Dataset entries

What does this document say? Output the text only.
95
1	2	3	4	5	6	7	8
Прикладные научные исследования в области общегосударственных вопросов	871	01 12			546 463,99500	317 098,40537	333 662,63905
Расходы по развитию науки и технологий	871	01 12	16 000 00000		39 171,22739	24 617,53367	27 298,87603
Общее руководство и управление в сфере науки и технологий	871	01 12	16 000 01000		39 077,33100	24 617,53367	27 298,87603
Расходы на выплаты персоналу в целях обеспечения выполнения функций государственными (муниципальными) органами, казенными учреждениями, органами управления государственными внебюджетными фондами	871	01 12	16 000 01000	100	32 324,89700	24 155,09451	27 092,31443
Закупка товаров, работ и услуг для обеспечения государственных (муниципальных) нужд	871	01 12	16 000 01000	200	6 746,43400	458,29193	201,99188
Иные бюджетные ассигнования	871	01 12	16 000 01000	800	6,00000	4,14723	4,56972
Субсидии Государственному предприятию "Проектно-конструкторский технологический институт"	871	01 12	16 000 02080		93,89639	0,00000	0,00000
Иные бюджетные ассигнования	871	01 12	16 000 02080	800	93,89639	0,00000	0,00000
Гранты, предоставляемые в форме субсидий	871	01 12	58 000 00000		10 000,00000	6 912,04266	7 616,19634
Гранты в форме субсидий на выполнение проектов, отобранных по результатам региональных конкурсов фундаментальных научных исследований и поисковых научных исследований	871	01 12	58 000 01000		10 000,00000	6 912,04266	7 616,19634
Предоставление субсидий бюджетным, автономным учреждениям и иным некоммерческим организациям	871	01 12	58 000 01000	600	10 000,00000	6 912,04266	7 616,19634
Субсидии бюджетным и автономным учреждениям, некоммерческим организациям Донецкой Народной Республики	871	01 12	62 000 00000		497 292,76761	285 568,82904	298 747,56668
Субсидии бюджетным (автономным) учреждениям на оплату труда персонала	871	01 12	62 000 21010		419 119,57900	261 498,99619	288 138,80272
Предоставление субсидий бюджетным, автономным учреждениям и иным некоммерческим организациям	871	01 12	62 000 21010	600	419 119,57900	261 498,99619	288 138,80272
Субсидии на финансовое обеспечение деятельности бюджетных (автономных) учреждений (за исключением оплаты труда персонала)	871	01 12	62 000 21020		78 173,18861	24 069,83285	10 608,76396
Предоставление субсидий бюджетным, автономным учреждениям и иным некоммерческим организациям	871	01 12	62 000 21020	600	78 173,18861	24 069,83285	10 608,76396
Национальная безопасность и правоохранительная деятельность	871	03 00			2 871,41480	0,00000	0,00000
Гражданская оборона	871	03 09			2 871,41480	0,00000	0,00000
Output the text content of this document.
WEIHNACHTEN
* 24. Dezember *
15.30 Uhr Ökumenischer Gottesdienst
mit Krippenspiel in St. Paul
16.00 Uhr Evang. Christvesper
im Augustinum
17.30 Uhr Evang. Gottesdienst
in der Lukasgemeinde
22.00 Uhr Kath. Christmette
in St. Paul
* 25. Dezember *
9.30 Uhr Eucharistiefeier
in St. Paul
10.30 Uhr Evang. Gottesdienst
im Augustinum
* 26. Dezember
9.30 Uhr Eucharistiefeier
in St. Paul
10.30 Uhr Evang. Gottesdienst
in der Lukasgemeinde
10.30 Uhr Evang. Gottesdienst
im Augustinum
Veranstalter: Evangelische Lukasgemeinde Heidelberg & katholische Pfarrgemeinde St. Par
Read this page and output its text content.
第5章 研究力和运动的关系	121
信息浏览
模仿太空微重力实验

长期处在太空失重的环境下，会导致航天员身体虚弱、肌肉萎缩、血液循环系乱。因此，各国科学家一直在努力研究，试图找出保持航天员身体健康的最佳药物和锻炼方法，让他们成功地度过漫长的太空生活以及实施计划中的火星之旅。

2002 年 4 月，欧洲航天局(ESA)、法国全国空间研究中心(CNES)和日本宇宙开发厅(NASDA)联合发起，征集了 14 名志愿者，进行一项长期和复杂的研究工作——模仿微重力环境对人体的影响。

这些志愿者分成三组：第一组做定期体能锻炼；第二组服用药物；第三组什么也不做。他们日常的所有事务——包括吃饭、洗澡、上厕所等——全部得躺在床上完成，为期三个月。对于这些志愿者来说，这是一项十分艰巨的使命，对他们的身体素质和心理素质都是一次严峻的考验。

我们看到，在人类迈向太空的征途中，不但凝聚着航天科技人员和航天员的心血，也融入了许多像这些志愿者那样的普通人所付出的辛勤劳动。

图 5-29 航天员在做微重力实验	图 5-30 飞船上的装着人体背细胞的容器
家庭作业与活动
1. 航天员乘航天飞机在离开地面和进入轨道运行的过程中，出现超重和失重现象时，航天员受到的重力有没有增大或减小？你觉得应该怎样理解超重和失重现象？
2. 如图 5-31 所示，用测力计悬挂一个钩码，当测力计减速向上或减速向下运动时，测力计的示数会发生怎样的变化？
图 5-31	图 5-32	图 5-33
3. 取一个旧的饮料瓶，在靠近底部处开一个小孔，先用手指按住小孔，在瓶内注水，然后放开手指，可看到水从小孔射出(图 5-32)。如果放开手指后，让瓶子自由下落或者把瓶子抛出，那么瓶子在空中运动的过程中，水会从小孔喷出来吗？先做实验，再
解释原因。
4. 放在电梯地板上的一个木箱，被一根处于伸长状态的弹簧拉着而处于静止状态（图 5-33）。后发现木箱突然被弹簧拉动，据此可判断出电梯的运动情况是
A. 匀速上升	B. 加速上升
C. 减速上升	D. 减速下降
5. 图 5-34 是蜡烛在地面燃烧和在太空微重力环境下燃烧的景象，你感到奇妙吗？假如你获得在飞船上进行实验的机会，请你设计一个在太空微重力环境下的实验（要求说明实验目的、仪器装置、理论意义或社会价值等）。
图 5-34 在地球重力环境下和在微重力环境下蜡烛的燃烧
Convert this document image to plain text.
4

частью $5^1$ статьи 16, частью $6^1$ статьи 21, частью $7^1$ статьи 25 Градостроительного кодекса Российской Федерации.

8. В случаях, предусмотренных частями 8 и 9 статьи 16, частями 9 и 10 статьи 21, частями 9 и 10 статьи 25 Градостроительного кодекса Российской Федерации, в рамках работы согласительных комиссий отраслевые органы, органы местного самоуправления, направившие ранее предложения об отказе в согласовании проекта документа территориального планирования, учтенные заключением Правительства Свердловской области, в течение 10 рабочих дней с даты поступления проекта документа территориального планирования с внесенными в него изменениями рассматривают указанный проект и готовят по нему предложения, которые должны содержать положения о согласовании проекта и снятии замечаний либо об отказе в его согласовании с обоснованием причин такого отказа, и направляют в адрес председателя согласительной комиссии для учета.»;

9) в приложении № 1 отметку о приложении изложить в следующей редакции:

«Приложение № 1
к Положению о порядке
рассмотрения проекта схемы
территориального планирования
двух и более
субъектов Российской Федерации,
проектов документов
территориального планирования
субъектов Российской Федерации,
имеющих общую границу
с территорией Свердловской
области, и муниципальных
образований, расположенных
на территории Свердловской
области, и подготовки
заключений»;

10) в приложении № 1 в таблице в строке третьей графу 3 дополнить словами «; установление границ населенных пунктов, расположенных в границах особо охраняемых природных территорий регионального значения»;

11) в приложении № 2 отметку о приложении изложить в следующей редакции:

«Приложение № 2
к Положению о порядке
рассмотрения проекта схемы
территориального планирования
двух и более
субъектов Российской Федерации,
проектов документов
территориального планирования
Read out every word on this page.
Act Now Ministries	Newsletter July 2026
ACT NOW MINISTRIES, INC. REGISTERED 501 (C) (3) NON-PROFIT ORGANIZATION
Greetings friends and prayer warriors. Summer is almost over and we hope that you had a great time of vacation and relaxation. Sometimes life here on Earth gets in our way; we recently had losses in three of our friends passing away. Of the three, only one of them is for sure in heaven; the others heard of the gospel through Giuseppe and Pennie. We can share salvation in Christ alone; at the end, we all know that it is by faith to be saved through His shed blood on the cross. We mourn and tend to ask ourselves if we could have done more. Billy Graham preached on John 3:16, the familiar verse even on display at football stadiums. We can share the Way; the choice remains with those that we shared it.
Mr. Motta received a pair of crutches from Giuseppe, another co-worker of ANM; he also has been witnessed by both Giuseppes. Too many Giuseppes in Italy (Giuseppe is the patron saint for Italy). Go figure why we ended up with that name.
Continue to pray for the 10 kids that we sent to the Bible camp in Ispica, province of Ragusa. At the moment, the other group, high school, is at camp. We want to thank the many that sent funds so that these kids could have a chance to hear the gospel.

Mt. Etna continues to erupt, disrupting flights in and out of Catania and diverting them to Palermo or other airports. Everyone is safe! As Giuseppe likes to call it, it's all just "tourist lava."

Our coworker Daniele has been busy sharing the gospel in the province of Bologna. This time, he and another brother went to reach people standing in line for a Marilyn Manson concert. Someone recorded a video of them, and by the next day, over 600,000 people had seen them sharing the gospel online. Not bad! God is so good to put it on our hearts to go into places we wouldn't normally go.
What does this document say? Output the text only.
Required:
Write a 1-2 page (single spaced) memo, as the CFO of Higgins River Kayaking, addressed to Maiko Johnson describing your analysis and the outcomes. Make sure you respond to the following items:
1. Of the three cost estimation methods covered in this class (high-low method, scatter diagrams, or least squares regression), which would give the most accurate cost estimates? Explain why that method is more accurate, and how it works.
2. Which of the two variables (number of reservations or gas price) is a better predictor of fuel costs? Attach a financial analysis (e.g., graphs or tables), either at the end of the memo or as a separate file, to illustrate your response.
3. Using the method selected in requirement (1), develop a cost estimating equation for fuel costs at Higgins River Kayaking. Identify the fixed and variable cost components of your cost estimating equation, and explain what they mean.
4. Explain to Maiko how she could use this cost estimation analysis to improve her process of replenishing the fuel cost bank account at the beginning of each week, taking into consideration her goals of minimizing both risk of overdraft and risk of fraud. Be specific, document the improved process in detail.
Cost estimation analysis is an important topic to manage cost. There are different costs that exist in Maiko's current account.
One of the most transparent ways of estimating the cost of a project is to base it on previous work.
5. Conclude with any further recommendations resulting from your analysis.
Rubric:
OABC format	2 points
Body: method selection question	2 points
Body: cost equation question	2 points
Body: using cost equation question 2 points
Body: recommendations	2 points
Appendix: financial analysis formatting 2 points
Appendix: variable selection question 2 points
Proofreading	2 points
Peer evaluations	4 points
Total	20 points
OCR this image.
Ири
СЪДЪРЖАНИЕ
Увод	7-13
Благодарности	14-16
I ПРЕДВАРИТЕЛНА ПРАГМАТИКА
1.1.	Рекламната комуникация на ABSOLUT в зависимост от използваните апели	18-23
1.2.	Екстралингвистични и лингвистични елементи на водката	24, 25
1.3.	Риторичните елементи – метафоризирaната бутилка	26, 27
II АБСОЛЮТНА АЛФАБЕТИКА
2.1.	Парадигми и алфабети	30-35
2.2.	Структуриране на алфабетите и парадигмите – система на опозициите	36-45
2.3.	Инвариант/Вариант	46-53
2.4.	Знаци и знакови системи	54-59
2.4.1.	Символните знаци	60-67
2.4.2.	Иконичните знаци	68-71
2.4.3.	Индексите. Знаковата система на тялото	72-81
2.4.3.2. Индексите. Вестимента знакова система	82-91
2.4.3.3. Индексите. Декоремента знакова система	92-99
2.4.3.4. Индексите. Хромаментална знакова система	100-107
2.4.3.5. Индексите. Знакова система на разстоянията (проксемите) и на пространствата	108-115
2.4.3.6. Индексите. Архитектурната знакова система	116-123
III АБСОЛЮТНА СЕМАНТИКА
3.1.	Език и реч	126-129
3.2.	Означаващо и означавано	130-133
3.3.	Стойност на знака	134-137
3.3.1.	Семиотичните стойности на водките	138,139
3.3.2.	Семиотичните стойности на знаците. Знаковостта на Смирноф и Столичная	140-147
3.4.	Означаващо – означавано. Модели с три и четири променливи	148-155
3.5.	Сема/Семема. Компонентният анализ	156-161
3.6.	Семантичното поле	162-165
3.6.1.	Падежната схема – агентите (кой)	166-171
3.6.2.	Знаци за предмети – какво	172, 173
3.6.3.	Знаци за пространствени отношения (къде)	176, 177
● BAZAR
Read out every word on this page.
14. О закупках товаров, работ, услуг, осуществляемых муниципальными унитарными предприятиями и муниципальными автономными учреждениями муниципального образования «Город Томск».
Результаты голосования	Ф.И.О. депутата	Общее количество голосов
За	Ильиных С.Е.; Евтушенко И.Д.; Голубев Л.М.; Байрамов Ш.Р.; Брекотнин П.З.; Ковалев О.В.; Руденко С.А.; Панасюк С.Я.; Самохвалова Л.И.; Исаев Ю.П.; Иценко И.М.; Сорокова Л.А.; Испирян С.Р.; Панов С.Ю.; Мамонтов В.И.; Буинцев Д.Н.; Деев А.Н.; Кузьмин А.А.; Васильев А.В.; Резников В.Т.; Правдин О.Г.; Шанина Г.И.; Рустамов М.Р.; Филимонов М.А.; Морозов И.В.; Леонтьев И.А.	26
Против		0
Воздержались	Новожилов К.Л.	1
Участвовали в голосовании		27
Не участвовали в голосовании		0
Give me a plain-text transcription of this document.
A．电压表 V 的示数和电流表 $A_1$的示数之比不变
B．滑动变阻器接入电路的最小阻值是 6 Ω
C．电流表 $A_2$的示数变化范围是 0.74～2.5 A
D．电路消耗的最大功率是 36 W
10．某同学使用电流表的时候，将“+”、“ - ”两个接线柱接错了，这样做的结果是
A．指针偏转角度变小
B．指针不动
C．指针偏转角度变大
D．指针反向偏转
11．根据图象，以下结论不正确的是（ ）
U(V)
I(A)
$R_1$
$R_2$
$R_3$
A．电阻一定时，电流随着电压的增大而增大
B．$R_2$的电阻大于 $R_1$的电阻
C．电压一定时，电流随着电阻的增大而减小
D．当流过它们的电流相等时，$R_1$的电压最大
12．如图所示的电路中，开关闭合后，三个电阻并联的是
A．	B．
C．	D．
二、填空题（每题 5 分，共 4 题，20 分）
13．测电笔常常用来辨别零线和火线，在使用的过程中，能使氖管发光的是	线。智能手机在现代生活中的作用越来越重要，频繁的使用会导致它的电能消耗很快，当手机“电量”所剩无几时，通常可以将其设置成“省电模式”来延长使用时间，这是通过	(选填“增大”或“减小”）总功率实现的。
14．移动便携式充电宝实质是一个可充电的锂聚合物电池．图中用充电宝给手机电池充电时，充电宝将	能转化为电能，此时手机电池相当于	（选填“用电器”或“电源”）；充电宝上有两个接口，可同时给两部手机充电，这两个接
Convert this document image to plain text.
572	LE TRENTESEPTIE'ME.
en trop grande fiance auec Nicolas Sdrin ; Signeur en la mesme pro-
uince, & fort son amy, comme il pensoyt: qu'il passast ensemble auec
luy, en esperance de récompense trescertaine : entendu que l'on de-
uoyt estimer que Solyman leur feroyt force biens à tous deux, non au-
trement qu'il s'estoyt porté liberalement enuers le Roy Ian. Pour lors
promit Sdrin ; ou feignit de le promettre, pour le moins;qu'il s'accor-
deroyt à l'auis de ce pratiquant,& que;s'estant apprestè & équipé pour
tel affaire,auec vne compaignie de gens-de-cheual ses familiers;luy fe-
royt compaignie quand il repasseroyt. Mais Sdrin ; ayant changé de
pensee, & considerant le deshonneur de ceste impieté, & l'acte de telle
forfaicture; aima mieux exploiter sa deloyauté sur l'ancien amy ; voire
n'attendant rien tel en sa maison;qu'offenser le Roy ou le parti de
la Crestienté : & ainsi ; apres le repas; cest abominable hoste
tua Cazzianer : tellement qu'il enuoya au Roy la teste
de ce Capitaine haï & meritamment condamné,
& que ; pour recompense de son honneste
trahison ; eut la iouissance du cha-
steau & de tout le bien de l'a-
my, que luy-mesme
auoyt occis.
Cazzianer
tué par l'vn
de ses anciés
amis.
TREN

**What you will do**
From the entries above, list each line with "технологий" in it.

**Task solution**
Расходы по развитию науки и технологий	871	01 12	16 000 00000		39 171,22739	24 617,53367	27 298,87603
Общее руководство и управление в сфере науки и технологий	871	01 12	16 000 01000		39 077,33100	24 617,53367	27 298,87603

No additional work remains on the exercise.